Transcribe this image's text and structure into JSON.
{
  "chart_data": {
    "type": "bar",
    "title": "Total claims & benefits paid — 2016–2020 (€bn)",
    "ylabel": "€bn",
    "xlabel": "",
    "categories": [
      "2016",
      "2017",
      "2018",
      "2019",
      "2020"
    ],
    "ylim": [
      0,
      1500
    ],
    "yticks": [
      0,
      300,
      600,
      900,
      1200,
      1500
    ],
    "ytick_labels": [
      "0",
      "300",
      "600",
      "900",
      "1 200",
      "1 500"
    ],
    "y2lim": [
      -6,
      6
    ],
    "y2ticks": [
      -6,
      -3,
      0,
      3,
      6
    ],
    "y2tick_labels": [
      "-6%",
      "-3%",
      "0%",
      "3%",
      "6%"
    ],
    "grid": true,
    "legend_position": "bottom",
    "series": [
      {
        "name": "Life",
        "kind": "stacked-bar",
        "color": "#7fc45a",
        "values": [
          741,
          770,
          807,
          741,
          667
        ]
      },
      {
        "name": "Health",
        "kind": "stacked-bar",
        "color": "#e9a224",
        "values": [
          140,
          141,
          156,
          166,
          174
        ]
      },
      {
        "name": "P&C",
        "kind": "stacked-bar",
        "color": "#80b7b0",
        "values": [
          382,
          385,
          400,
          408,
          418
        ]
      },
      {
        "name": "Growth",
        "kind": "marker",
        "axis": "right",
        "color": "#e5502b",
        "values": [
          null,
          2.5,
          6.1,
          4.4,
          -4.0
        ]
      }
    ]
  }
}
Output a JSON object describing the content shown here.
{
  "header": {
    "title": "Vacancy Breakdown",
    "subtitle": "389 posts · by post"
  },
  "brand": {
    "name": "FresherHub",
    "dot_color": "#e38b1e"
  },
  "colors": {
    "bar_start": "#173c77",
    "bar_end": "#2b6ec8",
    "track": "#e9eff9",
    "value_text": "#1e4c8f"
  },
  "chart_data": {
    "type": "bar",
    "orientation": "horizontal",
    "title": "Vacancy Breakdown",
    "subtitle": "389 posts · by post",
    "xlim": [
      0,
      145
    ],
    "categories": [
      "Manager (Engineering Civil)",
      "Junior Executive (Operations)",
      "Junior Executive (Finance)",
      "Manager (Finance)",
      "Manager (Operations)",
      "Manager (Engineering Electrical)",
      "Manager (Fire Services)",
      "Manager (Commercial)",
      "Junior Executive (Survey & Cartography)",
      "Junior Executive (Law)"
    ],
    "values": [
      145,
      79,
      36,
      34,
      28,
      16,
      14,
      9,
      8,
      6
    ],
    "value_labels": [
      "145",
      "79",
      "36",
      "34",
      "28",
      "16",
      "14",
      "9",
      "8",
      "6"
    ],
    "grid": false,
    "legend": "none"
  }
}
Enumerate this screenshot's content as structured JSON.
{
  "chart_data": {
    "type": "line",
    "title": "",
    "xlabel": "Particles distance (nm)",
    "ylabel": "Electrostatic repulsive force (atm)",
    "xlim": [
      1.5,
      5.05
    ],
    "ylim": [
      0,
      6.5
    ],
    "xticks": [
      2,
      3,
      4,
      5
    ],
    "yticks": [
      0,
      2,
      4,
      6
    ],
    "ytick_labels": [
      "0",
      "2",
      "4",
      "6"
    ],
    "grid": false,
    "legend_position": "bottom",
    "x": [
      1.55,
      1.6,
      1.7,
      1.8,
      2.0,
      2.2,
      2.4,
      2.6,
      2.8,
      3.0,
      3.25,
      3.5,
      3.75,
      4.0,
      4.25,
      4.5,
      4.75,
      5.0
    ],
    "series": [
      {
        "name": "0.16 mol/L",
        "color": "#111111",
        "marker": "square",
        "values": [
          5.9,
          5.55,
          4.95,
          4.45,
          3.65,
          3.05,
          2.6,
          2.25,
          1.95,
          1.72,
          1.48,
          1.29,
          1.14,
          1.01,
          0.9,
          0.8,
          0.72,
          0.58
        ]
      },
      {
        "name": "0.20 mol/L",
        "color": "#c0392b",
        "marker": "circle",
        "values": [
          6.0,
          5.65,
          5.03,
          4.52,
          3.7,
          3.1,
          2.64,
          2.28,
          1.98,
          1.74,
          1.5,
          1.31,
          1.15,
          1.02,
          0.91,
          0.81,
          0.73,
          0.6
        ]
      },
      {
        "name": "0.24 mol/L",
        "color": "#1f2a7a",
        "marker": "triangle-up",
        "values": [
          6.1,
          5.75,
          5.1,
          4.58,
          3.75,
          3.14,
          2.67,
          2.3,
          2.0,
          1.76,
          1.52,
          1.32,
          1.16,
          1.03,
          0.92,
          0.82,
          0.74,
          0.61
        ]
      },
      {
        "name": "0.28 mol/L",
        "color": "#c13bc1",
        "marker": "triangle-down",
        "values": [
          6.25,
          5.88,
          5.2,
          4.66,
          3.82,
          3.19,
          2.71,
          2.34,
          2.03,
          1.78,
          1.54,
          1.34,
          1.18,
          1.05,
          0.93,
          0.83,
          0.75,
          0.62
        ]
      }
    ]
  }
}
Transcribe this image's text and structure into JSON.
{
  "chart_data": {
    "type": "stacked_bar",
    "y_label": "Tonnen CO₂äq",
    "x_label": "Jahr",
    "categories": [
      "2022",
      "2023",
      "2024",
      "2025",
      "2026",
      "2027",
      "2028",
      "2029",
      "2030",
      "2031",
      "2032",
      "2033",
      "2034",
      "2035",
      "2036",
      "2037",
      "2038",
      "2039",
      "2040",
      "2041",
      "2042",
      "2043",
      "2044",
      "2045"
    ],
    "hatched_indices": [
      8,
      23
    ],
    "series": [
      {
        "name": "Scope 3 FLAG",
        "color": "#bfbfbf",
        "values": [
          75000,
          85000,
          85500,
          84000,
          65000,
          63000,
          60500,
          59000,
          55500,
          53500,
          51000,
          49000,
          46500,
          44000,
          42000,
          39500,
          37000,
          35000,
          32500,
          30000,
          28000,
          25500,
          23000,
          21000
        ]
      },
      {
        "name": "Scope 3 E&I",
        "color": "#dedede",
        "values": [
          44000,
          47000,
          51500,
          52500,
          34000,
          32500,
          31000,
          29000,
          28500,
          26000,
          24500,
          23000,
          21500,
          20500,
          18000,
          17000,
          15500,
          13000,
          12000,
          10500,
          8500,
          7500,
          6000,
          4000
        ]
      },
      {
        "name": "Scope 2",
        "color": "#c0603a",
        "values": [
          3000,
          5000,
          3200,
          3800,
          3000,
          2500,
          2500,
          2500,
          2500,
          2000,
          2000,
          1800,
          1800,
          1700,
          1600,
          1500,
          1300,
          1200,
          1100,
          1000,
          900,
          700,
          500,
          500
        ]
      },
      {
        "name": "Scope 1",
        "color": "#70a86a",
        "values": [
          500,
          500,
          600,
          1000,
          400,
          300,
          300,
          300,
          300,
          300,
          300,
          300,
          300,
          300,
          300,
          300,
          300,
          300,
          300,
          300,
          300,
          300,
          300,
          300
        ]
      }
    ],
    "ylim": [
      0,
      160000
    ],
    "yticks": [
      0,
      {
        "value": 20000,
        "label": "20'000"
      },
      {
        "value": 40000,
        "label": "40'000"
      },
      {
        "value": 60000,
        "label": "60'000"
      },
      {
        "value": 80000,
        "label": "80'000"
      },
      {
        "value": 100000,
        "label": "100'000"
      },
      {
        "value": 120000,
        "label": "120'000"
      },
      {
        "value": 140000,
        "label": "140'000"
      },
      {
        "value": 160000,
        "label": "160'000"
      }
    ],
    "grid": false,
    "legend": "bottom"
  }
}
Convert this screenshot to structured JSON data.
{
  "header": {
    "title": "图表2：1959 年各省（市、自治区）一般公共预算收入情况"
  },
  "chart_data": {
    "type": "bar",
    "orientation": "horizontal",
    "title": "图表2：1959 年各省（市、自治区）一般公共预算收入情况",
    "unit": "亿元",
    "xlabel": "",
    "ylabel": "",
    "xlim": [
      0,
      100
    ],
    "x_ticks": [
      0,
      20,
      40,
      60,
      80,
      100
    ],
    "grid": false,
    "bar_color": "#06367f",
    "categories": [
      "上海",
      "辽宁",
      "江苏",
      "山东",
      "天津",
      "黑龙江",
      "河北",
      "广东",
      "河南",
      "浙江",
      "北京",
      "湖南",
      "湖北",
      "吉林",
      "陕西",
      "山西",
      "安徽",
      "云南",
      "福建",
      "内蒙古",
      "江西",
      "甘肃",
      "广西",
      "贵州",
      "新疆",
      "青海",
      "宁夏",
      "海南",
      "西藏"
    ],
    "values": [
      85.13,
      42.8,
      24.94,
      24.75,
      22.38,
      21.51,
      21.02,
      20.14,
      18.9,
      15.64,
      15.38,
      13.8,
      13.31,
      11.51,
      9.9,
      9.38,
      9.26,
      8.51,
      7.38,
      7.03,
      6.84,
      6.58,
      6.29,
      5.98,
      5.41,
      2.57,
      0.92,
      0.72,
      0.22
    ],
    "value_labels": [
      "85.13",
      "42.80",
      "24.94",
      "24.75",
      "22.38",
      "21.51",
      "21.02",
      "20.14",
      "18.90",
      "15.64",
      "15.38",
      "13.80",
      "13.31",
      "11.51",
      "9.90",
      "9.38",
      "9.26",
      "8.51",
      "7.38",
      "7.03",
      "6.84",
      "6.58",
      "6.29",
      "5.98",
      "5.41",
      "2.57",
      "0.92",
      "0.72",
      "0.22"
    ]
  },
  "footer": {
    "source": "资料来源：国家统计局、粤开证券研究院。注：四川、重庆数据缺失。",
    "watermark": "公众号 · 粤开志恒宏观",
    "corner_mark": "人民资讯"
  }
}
○ ○ ○ ○ ○
• PROBLEM TO WORK ON:
Provide the number of lines in these entries that hold the word "this", without any accompanying text.

• EXERCISE OUTPUT:
4